# [WHAT IS BEING ASKED]
Reproduce the material word for word; the images stay out.

(Source records)
★ ★ ★

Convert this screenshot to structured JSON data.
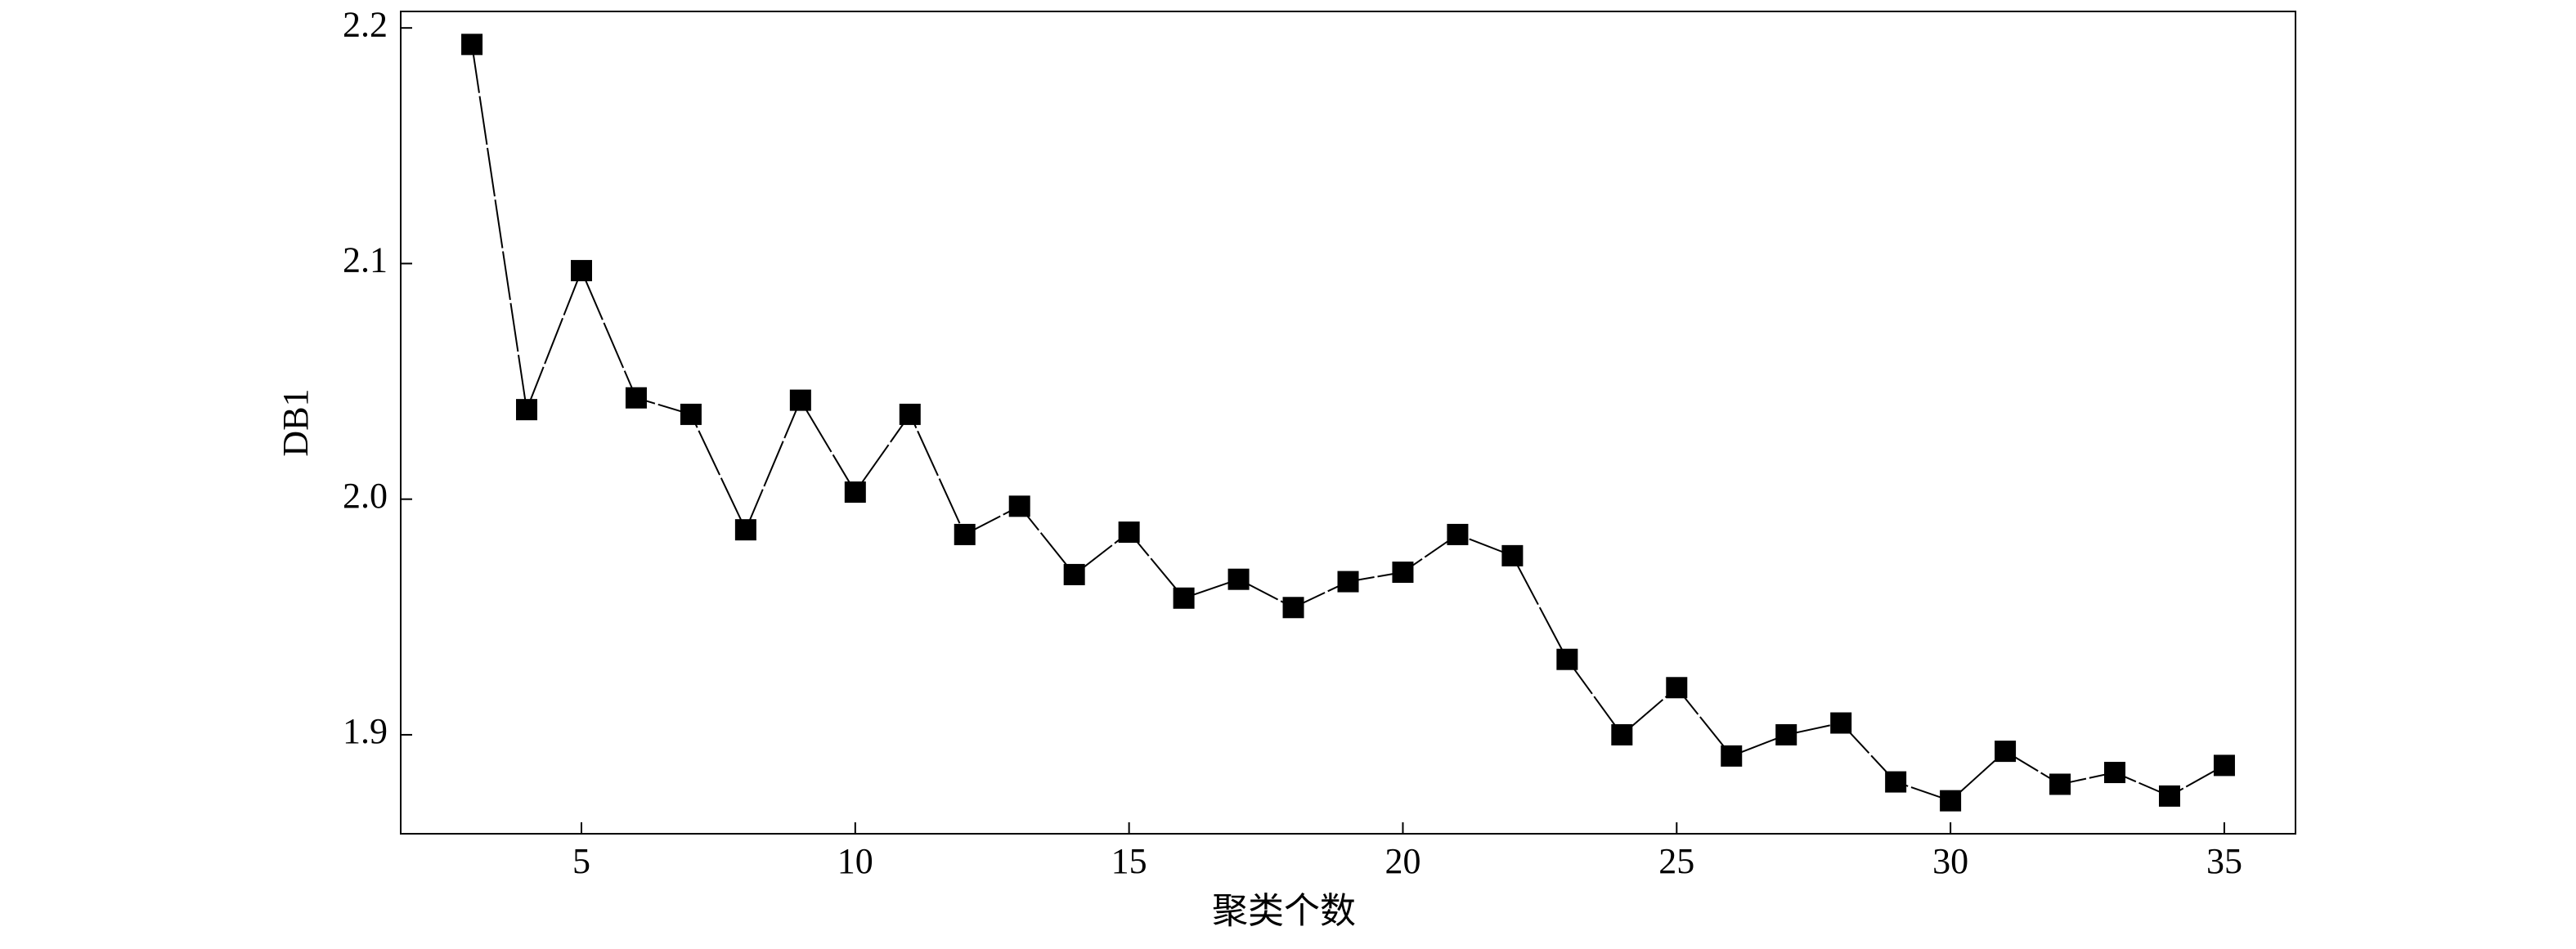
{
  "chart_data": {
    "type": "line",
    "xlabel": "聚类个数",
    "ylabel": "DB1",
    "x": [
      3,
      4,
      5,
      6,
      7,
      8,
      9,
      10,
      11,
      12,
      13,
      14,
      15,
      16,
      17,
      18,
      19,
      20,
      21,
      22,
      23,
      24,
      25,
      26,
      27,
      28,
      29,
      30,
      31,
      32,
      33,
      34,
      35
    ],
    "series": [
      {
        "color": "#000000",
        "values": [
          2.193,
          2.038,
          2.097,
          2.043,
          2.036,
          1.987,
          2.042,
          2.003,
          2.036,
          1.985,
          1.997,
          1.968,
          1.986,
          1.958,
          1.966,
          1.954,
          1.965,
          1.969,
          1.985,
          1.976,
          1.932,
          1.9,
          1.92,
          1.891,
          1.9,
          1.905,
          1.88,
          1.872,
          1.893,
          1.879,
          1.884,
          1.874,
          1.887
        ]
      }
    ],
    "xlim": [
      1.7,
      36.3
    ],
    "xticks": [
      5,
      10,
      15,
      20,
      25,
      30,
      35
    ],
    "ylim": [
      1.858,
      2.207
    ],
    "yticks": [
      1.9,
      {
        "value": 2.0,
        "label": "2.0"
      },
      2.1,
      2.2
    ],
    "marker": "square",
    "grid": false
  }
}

★ ★ ★

# [FULL ANSWER]
Convert this screenshot to structured JSON data.
{
  "chart_data": {
    "type": "line",
    "xlabel": "聚类个数",
    "ylabel": "DB1",
    "x": [
      3,
      4,
      5,
      6,
      7,
      8,
      9,
      10,
      11,
      12,
      13,
      14,
      15,
      16,
      17,
      18,
      19,
      20,
      21,
      22,
      23,
      24,
      25,
      26,
      27,
      28,
      29,
      30,
      31,
      32,
      33,
      34,
      35
    ],
    "series": [
      {
        "color": "#000000",
        "values": [
          2.193,
          2.038,
          2.097,
          2.043,
          2.036,
          1.987,
          2.042,
          2.003,
          2.036,
          1.985,
          1.997,
          1.968,
          1.986,
          1.958,
          1.966,
          1.954,
          1.965,
          1.969,
          1.985,
          1.976,
          1.932,
          1.9,
          1.92,
          1.891,
          1.9,
          1.905,
          1.88,
          1.872,
          1.893,
          1.879,
          1.884,
          1.874,
          1.887
        ]
      }
    ],
    "xlim": [
      1.7,
      36.3
    ],
    "xticks": [
      5,
      10,
      15,
      20,
      25,
      30,
      35
    ],
    "ylim": [
      1.858,
      2.207
    ],
    "yticks": [
      1.9,
      {
        "value": 2.0,
        "label": "2.0"
      },
      2.1,
      2.2
    ],
    "marker": "square",
    "grid": false
  }
}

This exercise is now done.